> _Written instruction_: Reproduce only the lines that run from the line with "What's the underlying" to the last line of the material, both ends included, exactly as they appear.
··········
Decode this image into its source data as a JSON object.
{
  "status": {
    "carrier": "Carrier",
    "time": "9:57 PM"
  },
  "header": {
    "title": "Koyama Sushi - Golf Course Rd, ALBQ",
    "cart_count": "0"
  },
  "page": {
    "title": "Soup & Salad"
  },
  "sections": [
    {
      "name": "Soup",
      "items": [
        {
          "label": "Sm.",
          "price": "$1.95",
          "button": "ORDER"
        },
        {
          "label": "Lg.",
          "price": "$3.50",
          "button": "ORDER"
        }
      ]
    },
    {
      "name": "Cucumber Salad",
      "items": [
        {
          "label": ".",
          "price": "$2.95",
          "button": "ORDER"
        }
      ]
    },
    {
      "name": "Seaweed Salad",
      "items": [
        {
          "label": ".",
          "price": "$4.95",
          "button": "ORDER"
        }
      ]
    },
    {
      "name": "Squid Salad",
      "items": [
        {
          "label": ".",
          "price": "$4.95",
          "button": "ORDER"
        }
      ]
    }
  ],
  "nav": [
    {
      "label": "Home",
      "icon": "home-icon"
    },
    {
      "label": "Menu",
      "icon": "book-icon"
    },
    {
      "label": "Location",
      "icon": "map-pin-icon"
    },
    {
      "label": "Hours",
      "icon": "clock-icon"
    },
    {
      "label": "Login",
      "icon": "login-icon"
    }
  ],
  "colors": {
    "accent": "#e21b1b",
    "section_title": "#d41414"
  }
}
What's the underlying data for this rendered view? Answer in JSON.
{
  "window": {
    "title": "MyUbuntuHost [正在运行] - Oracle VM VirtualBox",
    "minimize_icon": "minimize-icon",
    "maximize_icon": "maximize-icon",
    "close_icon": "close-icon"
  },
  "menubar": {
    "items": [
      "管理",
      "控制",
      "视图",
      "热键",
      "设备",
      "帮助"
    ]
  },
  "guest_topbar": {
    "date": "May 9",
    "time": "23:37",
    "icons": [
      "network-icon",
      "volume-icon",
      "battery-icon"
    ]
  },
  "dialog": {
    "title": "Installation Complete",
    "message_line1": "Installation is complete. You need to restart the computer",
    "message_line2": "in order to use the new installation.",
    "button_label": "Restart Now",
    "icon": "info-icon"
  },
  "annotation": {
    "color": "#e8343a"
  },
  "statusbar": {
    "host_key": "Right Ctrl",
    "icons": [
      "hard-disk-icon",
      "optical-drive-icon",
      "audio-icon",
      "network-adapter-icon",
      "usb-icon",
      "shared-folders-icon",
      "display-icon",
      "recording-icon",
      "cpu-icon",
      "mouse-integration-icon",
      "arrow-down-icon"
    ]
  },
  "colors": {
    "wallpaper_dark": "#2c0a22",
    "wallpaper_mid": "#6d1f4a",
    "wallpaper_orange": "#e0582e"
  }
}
··········
> _Expected answer_:
What's the underlying data for this rendered view? Answer in JSON.
{
  "window": {
    "title": "MyUbuntuHost [正在运行] - Oracle VM VirtualBox",
    "minimize_icon": "minimize-icon",
    "maximize_icon": "maximize-icon",
    "close_icon": "close-icon"
  },
  "menubar": {
    "items": [
      "管理",
      "控制",
      "视图",
      "热键",
      "设备",
      "帮助"
    ]
  },
  "guest_topbar": {
    "date": "May 9",
    "time": "23:37",
    "icons": [
      "network-icon",
      "volume-icon",
      "battery-icon"
    ]
  },
  "dialog": {
    "title": "Installation Complete",
    "message_line1": "Installation is complete. You need to restart the computer",
    "message_line2": "in order to use the new installation.",
    "button_label": "Restart Now",
    "icon": "info-icon"
  },
  "annotation": {
    "color": "#e8343a"
  },
  "statusbar": {
    "host_key": "Right Ctrl",
    "icons": [
      "hard-disk-icon",
      "optical-drive-icon",
      "audio-icon",
      "network-adapter-icon",
      "usb-icon",
      "shared-folders-icon",
      "display-icon",
      "recording-icon",
      "cpu-icon",
      "mouse-integration-icon",
      "arrow-down-icon"
    ]
  },
  "colors": {
    "wallpaper_dark": "#2c0a22",
    "wallpaper_mid": "#6d1f4a",
    "wallpaper_orange": "#e0582e"
  }
}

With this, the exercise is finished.